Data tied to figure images
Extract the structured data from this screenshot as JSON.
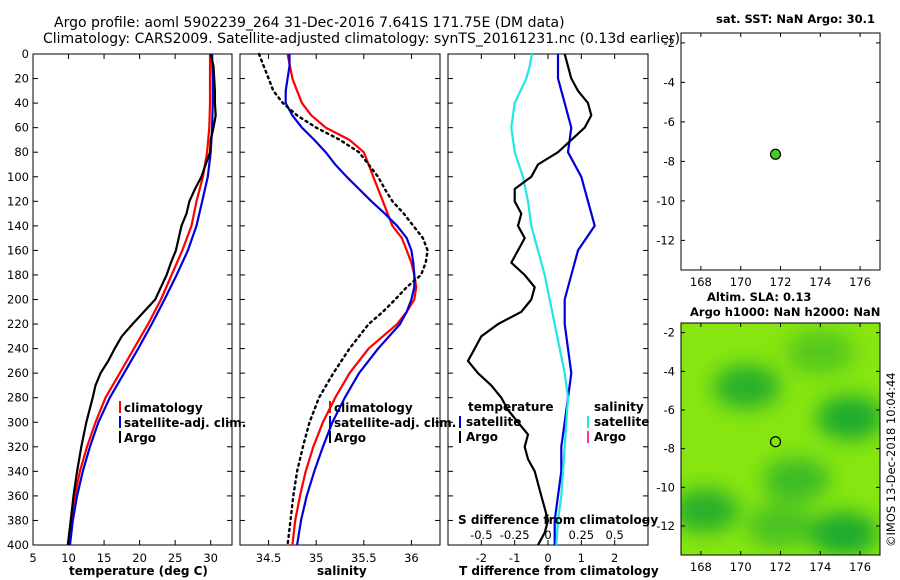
{
  "titles": {
    "line1": "Argo profile: aoml 5902239_264 31-Dec-2016 7.641S 171.75E (DM data)",
    "line2": "Climatology: CARS2009. Satellite-adjusted climatology: synTS_20161231.nc (0.13d earlier)",
    "sst": "sat. SST: NaN Argo: 30.1",
    "altim": "Altim. SLA: 0.13",
    "argo_h": "Argo h1000: NaN h2000: NaN",
    "imos": "©IMOS 13-Dec-2018 10:04:44"
  },
  "colors": {
    "climatology": "#ff0000",
    "satellite": "#0000dd",
    "argo": "#000000",
    "cyan": "#22e6e6",
    "marker": "#44cc22"
  },
  "chart_data": [
    {
      "type": "line",
      "name": "temperature",
      "xlabel": "temperature (deg C)",
      "xlim": [
        5,
        33
      ],
      "ylim": [
        400,
        0
      ],
      "xticks": [
        5,
        10,
        15,
        20,
        25,
        30
      ],
      "yticks": [
        0,
        20,
        40,
        60,
        80,
        100,
        120,
        140,
        160,
        180,
        200,
        220,
        240,
        260,
        280,
        300,
        320,
        340,
        360,
        380,
        400
      ],
      "legend": [
        "climatology",
        "satellite-adj. clim.",
        "Argo"
      ],
      "series": [
        {
          "name": "climatology",
          "color": "#ff0000",
          "depth": [
            0,
            20,
            40,
            60,
            80,
            100,
            120,
            140,
            160,
            180,
            200,
            220,
            240,
            260,
            280,
            300,
            320,
            340,
            360,
            380,
            400
          ],
          "values": [
            29.9,
            29.9,
            29.9,
            29.8,
            29.5,
            28.9,
            28.0,
            27.3,
            26.0,
            24.5,
            23.0,
            21.2,
            19.2,
            17.2,
            15.2,
            13.8,
            12.6,
            11.6,
            10.9,
            10.4,
            10.0
          ]
        },
        {
          "name": "satellite",
          "color": "#0000dd",
          "depth": [
            0,
            20,
            40,
            60,
            80,
            100,
            120,
            140,
            160,
            180,
            200,
            220,
            240,
            260,
            280,
            300,
            320,
            340,
            360,
            380,
            400
          ],
          "values": [
            30.2,
            30.3,
            30.3,
            30.2,
            30.0,
            29.6,
            28.8,
            28.0,
            26.8,
            25.2,
            23.5,
            21.7,
            19.8,
            17.8,
            15.8,
            14.2,
            13.0,
            12.0,
            11.2,
            10.6,
            10.2
          ]
        },
        {
          "name": "Argo",
          "color": "#000000",
          "depth": [
            0,
            10,
            20,
            30,
            40,
            50,
            60,
            70,
            80,
            90,
            100,
            110,
            120,
            130,
            140,
            150,
            160,
            170,
            180,
            190,
            200,
            210,
            220,
            230,
            240,
            250,
            260,
            270,
            280,
            300,
            320,
            340,
            360,
            380,
            400
          ],
          "values": [
            30.0,
            30.4,
            30.5,
            30.6,
            30.6,
            30.7,
            30.4,
            30.0,
            29.9,
            29.3,
            28.7,
            27.8,
            27.0,
            26.6,
            25.9,
            25.5,
            25.1,
            24.4,
            23.8,
            23.0,
            22.2,
            20.6,
            19.0,
            17.5,
            16.5,
            15.6,
            14.5,
            13.8,
            13.4,
            12.5,
            11.8,
            11.2,
            10.7,
            10.3,
            9.9
          ]
        }
      ]
    },
    {
      "type": "line",
      "name": "salinity",
      "xlabel": "salinity",
      "xlim": [
        34.2,
        36.3
      ],
      "ylim": [
        400,
        0
      ],
      "xticks": [
        34.5,
        35,
        35.5,
        36
      ],
      "legend": [
        "climatology",
        "satellite-adj. clim.",
        "Argo"
      ],
      "series": [
        {
          "name": "climatology",
          "color": "#ff0000",
          "depth": [
            0,
            20,
            30,
            40,
            50,
            60,
            70,
            80,
            90,
            100,
            110,
            120,
            130,
            140,
            150,
            160,
            170,
            180,
            190,
            200,
            210,
            220,
            240,
            260,
            280,
            300,
            320,
            340,
            360,
            380,
            400
          ],
          "values": [
            34.7,
            34.75,
            34.8,
            34.85,
            34.95,
            35.1,
            35.35,
            35.5,
            35.55,
            35.6,
            35.65,
            35.7,
            35.75,
            35.8,
            35.9,
            35.95,
            36.0,
            36.03,
            36.05,
            36.03,
            35.95,
            35.85,
            35.55,
            35.35,
            35.2,
            35.07,
            34.97,
            34.89,
            34.83,
            34.78,
            34.75
          ]
        },
        {
          "name": "satellite",
          "color": "#0000dd",
          "depth": [
            0,
            10,
            20,
            30,
            40,
            50,
            60,
            70,
            80,
            90,
            100,
            110,
            120,
            130,
            140,
            150,
            160,
            170,
            180,
            190,
            200,
            210,
            220,
            240,
            260,
            280,
            300,
            320,
            340,
            360,
            380,
            400
          ],
          "values": [
            34.72,
            34.72,
            34.7,
            34.68,
            34.68,
            34.75,
            34.85,
            34.98,
            35.1,
            35.2,
            35.32,
            35.45,
            35.58,
            35.72,
            35.85,
            35.95,
            36.0,
            36.02,
            36.03,
            36.03,
            36.0,
            35.95,
            35.88,
            35.65,
            35.45,
            35.3,
            35.17,
            35.07,
            34.98,
            34.9,
            34.84,
            34.8
          ]
        },
        {
          "name": "Argo",
          "color": "#000000",
          "dashed": true,
          "depth": [
            0,
            10,
            20,
            30,
            40,
            50,
            60,
            70,
            80,
            90,
            100,
            110,
            120,
            130,
            140,
            150,
            160,
            170,
            180,
            190,
            200,
            210,
            220,
            240,
            260,
            280,
            300,
            320,
            340,
            360,
            380,
            400
          ],
          "values": [
            34.4,
            34.45,
            34.5,
            34.55,
            34.65,
            34.8,
            35.0,
            35.25,
            35.45,
            35.55,
            35.65,
            35.72,
            35.8,
            35.92,
            36.02,
            36.12,
            36.17,
            36.15,
            36.1,
            35.95,
            35.83,
            35.7,
            35.55,
            35.35,
            35.18,
            35.03,
            34.93,
            34.86,
            34.8,
            34.76,
            34.73,
            34.7
          ]
        }
      ]
    },
    {
      "type": "line",
      "name": "difference",
      "xlabel": "T difference from climatology",
      "xlabel2": "S difference from climatology",
      "xlim": [
        -3,
        3
      ],
      "ylim": [
        400,
        0
      ],
      "xticks": [
        -2,
        -1,
        0,
        1,
        2
      ],
      "s_tick_labels": [
        "-0.5",
        "-0.25",
        "0",
        "0.25",
        "0.5"
      ],
      "legend_left_title": "temperature",
      "legend_right_title": "salinity",
      "legend_left": [
        "satellite",
        "Argo"
      ],
      "legend_right": [
        "satellite",
        "Argo"
      ],
      "series": [
        {
          "name": "T satellite",
          "color": "#0000dd",
          "depth": [
            0,
            20,
            40,
            60,
            80,
            100,
            120,
            140,
            160,
            180,
            200,
            220,
            240,
            260,
            280,
            300,
            320,
            340,
            360,
            380,
            400
          ],
          "values": [
            0.3,
            0.3,
            0.5,
            0.7,
            0.6,
            1.0,
            1.2,
            1.4,
            0.9,
            0.7,
            0.5,
            0.5,
            0.6,
            0.7,
            0.6,
            0.5,
            0.4,
            0.4,
            0.3,
            0.2,
            0.2
          ]
        },
        {
          "name": "S satellite",
          "color": "#22e6e6",
          "depth": [
            0,
            10,
            20,
            40,
            60,
            80,
            100,
            120,
            140,
            160,
            180,
            200,
            220,
            240,
            260,
            280,
            300,
            320,
            340,
            360,
            380,
            400
          ],
          "values": [
            -0.48,
            -0.55,
            -0.65,
            -1.0,
            -1.1,
            -1.0,
            -0.75,
            -0.6,
            -0.5,
            -0.3,
            -0.1,
            0.05,
            0.2,
            0.35,
            0.5,
            0.6,
            0.55,
            0.5,
            0.45,
            0.4,
            0.3,
            0.25
          ]
        },
        {
          "name": "T Argo",
          "color": "#000000",
          "depth": [
            0,
            10,
            20,
            30,
            40,
            50,
            60,
            70,
            80,
            90,
            100,
            110,
            120,
            130,
            140,
            150,
            160,
            170,
            180,
            190,
            200,
            210,
            220,
            230,
            240,
            250,
            260,
            270,
            280,
            290,
            300,
            310,
            320,
            330,
            340,
            350,
            360,
            370,
            380,
            390,
            400
          ],
          "values": [
            0.5,
            0.6,
            0.7,
            0.9,
            1.2,
            1.3,
            1.1,
            0.7,
            0.3,
            -0.3,
            -0.5,
            -1.0,
            -1.0,
            -0.8,
            -0.9,
            -0.7,
            -0.9,
            -1.1,
            -0.7,
            -0.4,
            -0.5,
            -0.8,
            -1.5,
            -2.0,
            -2.2,
            -2.4,
            -2.1,
            -1.7,
            -1.4,
            -1.2,
            -0.9,
            -0.6,
            -0.7,
            -0.6,
            -0.4,
            -0.3,
            -0.2,
            -0.1,
            0.0,
            -0.1,
            -0.3
          ]
        }
      ]
    },
    {
      "type": "scatter",
      "name": "sst_map",
      "xlim": [
        167,
        177
      ],
      "ylim": [
        -13.5,
        -1.5
      ],
      "xticks": [
        168,
        170,
        172,
        174,
        176
      ],
      "yticks": [
        -2,
        -4,
        -6,
        -8,
        -10,
        -12
      ],
      "points": [
        {
          "lon": 171.75,
          "lat": -7.641
        }
      ]
    },
    {
      "type": "heatmap",
      "name": "sla_map",
      "xlim": [
        167,
        177
      ],
      "ylim": [
        -13.5,
        -1.5
      ],
      "xticks": [
        168,
        170,
        172,
        174,
        176
      ],
      "yticks": [
        -2,
        -4,
        -6,
        -8,
        -10,
        -12
      ],
      "points": [
        {
          "lon": 171.75,
          "lat": -7.641
        }
      ],
      "dark_zones": [
        {
          "lon": 170.3,
          "lat": -4.8,
          "strength": 0.9
        },
        {
          "lon": 175.5,
          "lat": -6.4,
          "strength": 1.0
        },
        {
          "lon": 172.8,
          "lat": -9.6,
          "strength": 0.7
        },
        {
          "lon": 168.2,
          "lat": -11.2,
          "strength": 0.9
        },
        {
          "lon": 175.2,
          "lat": -12.4,
          "strength": 1.0
        },
        {
          "lon": 172.0,
          "lat": -12.0,
          "strength": 0.6
        },
        {
          "lon": 174.0,
          "lat": -3.0,
          "strength": 0.5
        }
      ]
    }
  ]
}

- _PROBLEM TO SOLVE_
Show each line of the data that contains the string "difference".

- _TASK SOLUTION_
      "name": "difference",
      "xlabel": "T difference from climatology",
      "xlabel2": "S difference from climatology",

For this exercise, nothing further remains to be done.